[Raw records]
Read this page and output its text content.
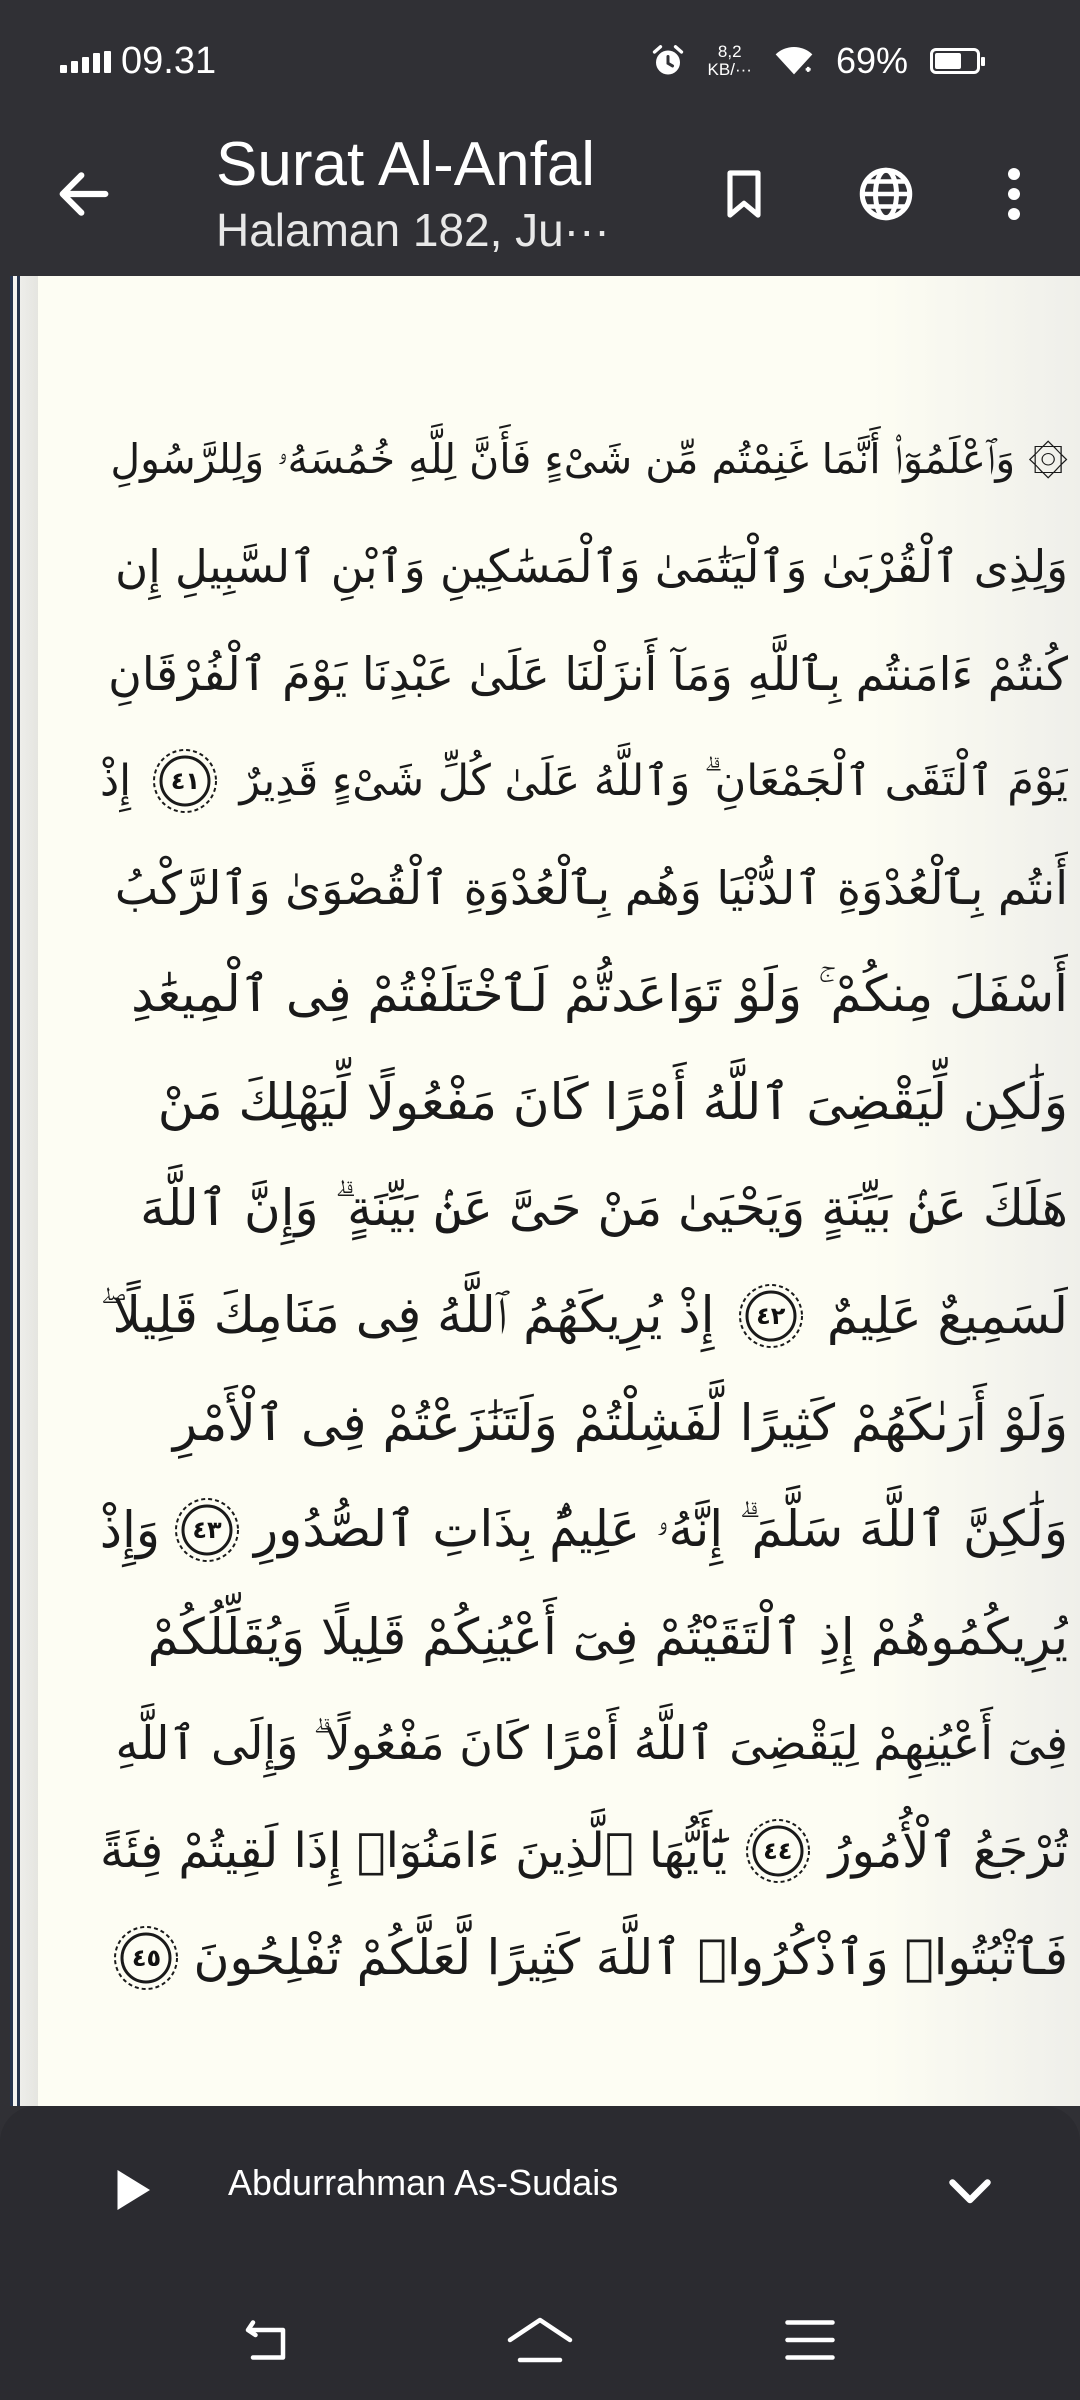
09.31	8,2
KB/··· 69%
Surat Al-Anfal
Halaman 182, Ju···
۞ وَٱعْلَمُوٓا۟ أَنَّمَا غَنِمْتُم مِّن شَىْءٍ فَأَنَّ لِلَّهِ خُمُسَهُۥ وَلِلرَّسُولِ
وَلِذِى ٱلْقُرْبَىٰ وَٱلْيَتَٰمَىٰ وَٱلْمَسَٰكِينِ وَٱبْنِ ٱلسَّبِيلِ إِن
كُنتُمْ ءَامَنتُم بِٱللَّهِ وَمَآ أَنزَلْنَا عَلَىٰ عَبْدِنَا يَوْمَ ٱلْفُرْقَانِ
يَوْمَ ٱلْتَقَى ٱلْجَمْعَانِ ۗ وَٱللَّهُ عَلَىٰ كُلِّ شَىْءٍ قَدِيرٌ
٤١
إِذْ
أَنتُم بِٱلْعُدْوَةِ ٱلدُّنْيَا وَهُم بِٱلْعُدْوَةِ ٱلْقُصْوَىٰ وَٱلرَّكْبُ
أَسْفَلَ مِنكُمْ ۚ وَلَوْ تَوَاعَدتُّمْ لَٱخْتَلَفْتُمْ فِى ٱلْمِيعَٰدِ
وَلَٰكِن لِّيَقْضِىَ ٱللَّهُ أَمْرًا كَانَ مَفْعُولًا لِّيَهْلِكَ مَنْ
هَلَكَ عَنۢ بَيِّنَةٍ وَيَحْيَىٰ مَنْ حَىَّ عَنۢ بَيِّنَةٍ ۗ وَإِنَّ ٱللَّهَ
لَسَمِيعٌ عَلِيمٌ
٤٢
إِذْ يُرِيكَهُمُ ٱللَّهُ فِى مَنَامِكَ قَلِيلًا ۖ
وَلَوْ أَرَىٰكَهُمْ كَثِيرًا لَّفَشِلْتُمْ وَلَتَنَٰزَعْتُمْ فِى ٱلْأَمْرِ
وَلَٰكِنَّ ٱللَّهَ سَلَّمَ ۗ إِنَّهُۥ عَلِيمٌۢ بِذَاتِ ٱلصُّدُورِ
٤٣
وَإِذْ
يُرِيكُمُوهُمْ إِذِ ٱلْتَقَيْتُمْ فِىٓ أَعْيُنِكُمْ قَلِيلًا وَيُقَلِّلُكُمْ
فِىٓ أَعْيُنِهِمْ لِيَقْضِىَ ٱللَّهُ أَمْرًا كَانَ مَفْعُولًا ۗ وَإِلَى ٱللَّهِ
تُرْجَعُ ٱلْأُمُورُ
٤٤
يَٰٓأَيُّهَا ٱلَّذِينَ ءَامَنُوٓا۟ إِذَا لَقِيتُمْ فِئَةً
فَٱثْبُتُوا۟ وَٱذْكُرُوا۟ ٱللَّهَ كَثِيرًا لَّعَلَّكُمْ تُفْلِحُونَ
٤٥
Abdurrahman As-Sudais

→ SHORT EXERCISE: Leave out the pictures and reproduce the rest of the listing exactly.

→ FULL RESPONSE:
Read this page and output its text content.
09.31	8,2
KB/··· 69%
Surat Al-Anfal
Halaman 182, Ju···
۞ وَٱعْلَمُوٓا۟ أَنَّمَا غَنِمْتُم مِّن شَىْءٍ فَأَنَّ لِلَّهِ خُمُسَهُۥ وَلِلرَّسُولِ
وَلِذِى ٱلْقُرْبَىٰ وَٱلْيَتَٰمَىٰ وَٱلْمَسَٰكِينِ وَٱبْنِ ٱلسَّبِيلِ إِن
كُنتُمْ ءَامَنتُم بِٱللَّهِ وَمَآ أَنزَلْنَا عَلَىٰ عَبْدِنَا يَوْمَ ٱلْفُرْقَانِ
يَوْمَ ٱلْتَقَى ٱلْجَمْعَانِ ۗ وَٱللَّهُ عَلَىٰ كُلِّ شَىْءٍ قَدِيرٌ
٤١
إِذْ
أَنتُم بِٱلْعُدْوَةِ ٱلدُّنْيَا وَهُم بِٱلْعُدْوَةِ ٱلْقُصْوَىٰ وَٱلرَّكْبُ
أَسْفَلَ مِنكُمْ ۚ وَلَوْ تَوَاعَدتُّمْ لَٱخْتَلَفْتُمْ فِى ٱلْمِيعَٰدِ
وَلَٰكِن لِّيَقْضِىَ ٱللَّهُ أَمْرًا كَانَ مَفْعُولًا لِّيَهْلِكَ مَنْ
هَلَكَ عَنۢ بَيِّنَةٍ وَيَحْيَىٰ مَنْ حَىَّ عَنۢ بَيِّنَةٍ ۗ وَإِنَّ ٱللَّهَ
لَسَمِيعٌ عَلِيمٌ
٤٢
إِذْ يُرِيكَهُمُ ٱللَّهُ فِى مَنَامِكَ قَلِيلًا ۖ
وَلَوْ أَرَىٰكَهُمْ كَثِيرًا لَّفَشِلْتُمْ وَلَتَنَٰزَعْتُمْ فِى ٱلْأَمْرِ
وَلَٰكِنَّ ٱللَّهَ سَلَّمَ ۗ إِنَّهُۥ عَلِيمٌۢ بِذَاتِ ٱلصُّدُورِ
٤٣
وَإِذْ
يُرِيكُمُوهُمْ إِذِ ٱلْتَقَيْتُمْ فِىٓ أَعْيُنِكُمْ قَلِيلًا وَيُقَلِّلُكُمْ
فِىٓ أَعْيُنِهِمْ لِيَقْضِىَ ٱللَّهُ أَمْرًا كَانَ مَفْعُولًا ۗ وَإِلَى ٱللَّهِ
تُرْجَعُ ٱلْأُمُورُ
٤٤
يَٰٓأَيُّهَا ٱلَّذِينَ ءَامَنُوٓا۟ إِذَا لَقِيتُمْ فِئَةً
فَٱثْبُتُوا۟ وَٱذْكُرُوا۟ ٱللَّهَ كَثِيرًا لَّعَلَّكُمْ تُفْلِحُونَ
٤٥
Abdurrahman As-Sudais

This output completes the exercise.